= Actions to take =
A: Answer these questions using the news report on the reproductive health march.
(i) To which body did the women and reproductive health advocates march?
(ii) What position does Elizabeth Angsioco hold?
(iii) Who was with the marchers when they stopped at the bishops' doorsteps?
B: Write the next part of the news report on the reproductive health march, picking up after its final sentence.

Women, mostly from depressed communities, together with other reproductive health advocates marched solemnly to the Catholic Bishops Conference of the Philippines this afternoon to impress upon the bishops the urgency of addressing the very high number of maternal deaths in the country.
“We are very seriously disturbed that the bishops issue statements about many issues but almost nothing on arresting maternal deaths. They say they are against the re-imposition of the death penalty but seem not to care about the ongoing massacre of poor Filipino women. Deprivation of life-saving RH services is like a death sentence hanging over the head of poor women.” says Elizabeth Angsioco , National Chair of the Democratic Socialist Women of the Philippines (DWSP).
The march stopped at the bishops’ doorsteps with families and friends of women who perished because of pregnancy and childbirth-related complications. The RH advocates wanted the bishops to know that these are senseless deaths because almost all could have been prevented if services contained in the RH Bill are adequately provided for. Angsioco lamented that “the CBCP’s stubborn rejection of the bill is a major reason why women die.”

= Available data =
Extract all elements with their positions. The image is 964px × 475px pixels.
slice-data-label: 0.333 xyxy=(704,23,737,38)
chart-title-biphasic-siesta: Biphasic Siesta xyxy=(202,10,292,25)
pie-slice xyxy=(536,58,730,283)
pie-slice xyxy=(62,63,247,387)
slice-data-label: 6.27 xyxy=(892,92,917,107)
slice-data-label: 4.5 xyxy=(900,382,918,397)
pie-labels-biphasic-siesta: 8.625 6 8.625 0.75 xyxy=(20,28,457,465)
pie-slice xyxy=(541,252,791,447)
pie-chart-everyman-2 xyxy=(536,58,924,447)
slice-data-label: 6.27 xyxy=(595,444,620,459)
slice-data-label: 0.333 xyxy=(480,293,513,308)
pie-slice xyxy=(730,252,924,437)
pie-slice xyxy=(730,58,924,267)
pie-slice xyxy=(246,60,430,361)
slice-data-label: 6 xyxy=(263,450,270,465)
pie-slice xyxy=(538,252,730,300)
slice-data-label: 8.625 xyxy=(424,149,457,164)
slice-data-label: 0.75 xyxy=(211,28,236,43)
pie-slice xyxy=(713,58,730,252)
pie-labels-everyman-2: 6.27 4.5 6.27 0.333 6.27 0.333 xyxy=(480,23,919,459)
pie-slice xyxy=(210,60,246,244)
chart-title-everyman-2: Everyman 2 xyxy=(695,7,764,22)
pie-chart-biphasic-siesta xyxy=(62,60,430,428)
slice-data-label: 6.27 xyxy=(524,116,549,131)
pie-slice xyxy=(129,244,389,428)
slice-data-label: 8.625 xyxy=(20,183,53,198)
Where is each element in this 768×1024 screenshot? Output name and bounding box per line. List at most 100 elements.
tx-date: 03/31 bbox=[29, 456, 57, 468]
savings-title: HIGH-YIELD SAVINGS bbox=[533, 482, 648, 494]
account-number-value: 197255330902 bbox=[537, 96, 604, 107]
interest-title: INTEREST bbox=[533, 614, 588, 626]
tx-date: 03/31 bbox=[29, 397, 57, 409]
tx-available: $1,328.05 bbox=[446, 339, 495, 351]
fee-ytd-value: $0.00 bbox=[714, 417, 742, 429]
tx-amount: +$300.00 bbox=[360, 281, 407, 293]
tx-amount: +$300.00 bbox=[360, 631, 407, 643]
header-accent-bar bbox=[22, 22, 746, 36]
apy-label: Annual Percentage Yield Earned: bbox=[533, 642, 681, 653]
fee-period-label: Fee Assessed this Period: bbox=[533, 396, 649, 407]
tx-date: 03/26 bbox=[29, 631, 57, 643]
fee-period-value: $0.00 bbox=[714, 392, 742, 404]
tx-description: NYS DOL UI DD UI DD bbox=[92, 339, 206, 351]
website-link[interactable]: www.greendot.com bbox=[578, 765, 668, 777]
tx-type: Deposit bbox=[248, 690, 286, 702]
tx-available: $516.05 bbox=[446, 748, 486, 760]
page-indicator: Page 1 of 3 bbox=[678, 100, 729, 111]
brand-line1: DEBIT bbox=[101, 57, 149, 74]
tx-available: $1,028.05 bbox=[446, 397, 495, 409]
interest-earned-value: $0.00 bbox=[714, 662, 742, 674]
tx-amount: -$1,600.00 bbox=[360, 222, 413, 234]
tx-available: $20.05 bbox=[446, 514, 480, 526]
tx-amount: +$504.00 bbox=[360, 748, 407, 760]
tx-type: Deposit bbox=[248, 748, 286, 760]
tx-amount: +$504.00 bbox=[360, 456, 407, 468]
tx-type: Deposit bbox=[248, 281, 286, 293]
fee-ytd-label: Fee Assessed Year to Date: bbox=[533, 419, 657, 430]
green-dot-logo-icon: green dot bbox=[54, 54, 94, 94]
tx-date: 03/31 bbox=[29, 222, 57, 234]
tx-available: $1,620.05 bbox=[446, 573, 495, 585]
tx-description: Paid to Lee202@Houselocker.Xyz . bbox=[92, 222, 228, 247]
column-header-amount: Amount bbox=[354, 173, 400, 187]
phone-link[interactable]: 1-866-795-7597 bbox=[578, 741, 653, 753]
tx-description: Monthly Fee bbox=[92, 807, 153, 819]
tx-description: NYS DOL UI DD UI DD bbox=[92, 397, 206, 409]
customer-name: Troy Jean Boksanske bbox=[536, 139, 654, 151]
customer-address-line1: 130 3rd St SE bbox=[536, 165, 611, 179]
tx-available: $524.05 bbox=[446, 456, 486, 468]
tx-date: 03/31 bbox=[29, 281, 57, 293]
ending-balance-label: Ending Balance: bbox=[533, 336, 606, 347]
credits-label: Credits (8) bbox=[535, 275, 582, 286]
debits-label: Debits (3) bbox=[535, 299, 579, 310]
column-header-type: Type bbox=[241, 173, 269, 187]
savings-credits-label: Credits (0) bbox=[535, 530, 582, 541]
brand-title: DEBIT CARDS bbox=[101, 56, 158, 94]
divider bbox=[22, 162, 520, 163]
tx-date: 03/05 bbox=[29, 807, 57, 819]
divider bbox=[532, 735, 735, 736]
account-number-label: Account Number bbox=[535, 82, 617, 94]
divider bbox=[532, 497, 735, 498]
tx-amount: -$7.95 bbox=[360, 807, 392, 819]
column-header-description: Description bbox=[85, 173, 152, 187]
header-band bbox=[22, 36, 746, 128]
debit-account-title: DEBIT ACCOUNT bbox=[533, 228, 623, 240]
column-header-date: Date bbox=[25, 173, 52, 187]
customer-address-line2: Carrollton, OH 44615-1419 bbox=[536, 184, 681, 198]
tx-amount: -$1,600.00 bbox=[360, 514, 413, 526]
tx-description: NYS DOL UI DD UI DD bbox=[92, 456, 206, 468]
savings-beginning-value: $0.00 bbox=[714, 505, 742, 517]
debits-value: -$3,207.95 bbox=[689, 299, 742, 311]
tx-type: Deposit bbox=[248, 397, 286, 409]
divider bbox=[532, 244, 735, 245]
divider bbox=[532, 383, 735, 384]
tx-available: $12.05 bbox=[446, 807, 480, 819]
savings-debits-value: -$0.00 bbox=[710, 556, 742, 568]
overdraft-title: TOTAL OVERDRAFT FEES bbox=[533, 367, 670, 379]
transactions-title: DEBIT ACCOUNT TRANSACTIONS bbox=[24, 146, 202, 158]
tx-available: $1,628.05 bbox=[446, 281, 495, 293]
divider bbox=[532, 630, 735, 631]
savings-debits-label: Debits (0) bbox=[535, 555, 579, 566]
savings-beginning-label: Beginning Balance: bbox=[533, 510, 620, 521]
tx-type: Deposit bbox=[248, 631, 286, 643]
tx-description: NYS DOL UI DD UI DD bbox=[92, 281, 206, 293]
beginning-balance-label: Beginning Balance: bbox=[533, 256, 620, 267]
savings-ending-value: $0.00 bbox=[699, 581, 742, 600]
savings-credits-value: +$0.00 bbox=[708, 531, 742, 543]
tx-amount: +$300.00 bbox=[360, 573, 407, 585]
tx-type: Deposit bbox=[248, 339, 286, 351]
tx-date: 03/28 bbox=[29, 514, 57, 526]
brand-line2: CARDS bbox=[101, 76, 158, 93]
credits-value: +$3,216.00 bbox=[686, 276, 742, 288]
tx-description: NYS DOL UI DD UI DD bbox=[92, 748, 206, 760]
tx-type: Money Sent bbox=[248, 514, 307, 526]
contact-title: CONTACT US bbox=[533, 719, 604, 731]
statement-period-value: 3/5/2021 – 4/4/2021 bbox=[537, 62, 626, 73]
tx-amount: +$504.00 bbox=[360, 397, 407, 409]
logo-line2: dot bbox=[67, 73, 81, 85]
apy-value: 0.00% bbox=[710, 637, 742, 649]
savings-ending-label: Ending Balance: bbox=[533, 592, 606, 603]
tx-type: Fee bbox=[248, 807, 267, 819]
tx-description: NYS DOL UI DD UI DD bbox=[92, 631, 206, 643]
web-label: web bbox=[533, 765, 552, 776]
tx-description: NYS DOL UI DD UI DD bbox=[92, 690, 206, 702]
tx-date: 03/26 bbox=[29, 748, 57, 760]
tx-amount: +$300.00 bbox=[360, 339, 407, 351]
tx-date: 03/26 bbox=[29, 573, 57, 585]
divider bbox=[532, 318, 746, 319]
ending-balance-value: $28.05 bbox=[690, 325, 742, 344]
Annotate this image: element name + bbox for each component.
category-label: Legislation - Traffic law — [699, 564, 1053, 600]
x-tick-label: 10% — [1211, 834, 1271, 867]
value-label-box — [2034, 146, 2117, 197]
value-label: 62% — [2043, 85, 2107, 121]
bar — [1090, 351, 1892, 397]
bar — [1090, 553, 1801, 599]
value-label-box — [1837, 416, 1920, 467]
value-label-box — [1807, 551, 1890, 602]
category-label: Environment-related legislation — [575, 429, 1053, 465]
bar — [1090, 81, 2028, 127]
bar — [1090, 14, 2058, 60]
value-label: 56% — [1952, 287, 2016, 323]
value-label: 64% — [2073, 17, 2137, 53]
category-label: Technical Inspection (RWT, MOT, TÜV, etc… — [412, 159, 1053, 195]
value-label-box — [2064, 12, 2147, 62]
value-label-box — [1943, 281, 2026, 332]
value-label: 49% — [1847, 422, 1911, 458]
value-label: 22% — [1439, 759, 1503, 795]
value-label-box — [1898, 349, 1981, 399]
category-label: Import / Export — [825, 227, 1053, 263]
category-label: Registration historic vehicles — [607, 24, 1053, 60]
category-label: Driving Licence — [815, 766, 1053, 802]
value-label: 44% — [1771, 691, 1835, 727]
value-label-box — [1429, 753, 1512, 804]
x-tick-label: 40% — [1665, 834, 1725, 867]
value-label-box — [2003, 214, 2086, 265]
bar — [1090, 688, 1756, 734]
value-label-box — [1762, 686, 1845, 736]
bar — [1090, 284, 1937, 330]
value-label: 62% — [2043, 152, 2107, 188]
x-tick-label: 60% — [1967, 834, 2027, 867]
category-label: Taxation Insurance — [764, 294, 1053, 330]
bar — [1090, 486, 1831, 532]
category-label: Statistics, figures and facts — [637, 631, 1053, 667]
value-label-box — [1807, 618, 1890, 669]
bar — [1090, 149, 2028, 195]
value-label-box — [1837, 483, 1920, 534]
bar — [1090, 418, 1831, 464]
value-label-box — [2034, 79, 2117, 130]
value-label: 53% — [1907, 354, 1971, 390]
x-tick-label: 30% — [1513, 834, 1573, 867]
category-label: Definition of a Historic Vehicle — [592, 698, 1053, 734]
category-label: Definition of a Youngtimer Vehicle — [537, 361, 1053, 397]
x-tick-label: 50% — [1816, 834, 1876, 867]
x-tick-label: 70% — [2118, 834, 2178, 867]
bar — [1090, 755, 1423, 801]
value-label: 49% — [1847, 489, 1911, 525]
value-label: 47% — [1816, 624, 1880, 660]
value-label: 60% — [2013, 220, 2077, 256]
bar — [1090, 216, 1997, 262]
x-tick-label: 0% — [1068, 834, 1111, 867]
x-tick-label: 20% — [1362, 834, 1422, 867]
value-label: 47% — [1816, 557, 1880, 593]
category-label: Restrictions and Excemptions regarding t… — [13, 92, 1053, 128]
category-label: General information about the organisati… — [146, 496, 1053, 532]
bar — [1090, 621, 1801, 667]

= Written responses =
A:
(i) The Catholic Bishops Conference of the Philippines.
(ii) National Chair of the Democratic Socialist Women of the Philippines (DWSP).
(iii) Families and friends of women who perished because of pregnancy and childbirth-related complications.

B:
The DSWP has about 40,000 individual women members mostly in poor communities.
“11 women mostly poor, die daily and yearly, about 400,000 women suffer complications because of lack of access to RH services. Why don’t the bishops care? In our group alone, we have lost quite a number of poor women and almost lost many more. Bishops stress the importance of the right of life. Women also have this right but they do not seem to give this equal importance.” Angsioco added.
The march also honored Olivia Morato, only 39 years old at the time of her death. One of 11 mothers who die daily due to complications of birth. She died after giving birth to her 10th child.
“For every women lost, a family is orphaned. Children become motherless. The country loses productive citizens. Even from a purely ulitarian point of view, this means: less human resource for the nation and more financial assistance for the orphaned family. The nation loses if these deaths are continuously ignored,” stresses Angsioco.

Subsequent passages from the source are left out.